Collected data
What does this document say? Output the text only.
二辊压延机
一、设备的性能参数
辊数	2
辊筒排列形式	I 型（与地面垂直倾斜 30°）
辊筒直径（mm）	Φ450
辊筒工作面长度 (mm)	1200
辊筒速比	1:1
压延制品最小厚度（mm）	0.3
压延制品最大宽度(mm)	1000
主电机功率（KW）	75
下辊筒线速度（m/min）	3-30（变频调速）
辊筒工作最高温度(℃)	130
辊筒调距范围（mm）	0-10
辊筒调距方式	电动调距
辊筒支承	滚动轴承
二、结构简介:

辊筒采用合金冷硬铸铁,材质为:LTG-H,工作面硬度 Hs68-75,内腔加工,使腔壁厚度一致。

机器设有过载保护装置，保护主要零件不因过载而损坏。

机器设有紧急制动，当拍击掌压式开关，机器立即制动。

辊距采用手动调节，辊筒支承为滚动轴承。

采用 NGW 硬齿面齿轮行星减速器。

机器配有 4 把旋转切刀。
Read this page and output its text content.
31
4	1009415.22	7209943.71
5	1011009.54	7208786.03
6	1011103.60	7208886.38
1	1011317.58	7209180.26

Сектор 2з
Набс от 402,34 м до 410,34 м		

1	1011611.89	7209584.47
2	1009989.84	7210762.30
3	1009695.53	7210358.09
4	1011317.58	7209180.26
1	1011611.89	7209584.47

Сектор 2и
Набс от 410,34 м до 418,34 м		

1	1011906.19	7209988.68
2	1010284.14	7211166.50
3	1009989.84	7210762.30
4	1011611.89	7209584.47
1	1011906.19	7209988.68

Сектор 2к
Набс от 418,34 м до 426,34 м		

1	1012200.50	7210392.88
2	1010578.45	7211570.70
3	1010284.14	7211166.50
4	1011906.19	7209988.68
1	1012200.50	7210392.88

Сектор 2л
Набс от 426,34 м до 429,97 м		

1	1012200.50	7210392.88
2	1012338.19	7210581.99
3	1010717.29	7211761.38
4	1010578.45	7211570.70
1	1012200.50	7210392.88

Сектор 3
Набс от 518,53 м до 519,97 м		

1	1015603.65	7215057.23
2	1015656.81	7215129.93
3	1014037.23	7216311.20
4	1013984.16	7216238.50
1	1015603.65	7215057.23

:: Exercise directions ::
Return all lines containing the word "Набс".

:: Reply to the exercise ::
Набс от 402,34 м до 410,34 м		
Набс от 410,34 м до 418,34 м		
Набс от 418,34 м до 426,34 м		
Набс от 426,34 м до 429,97 м		
Набс от 518,53 м до 519,97 м		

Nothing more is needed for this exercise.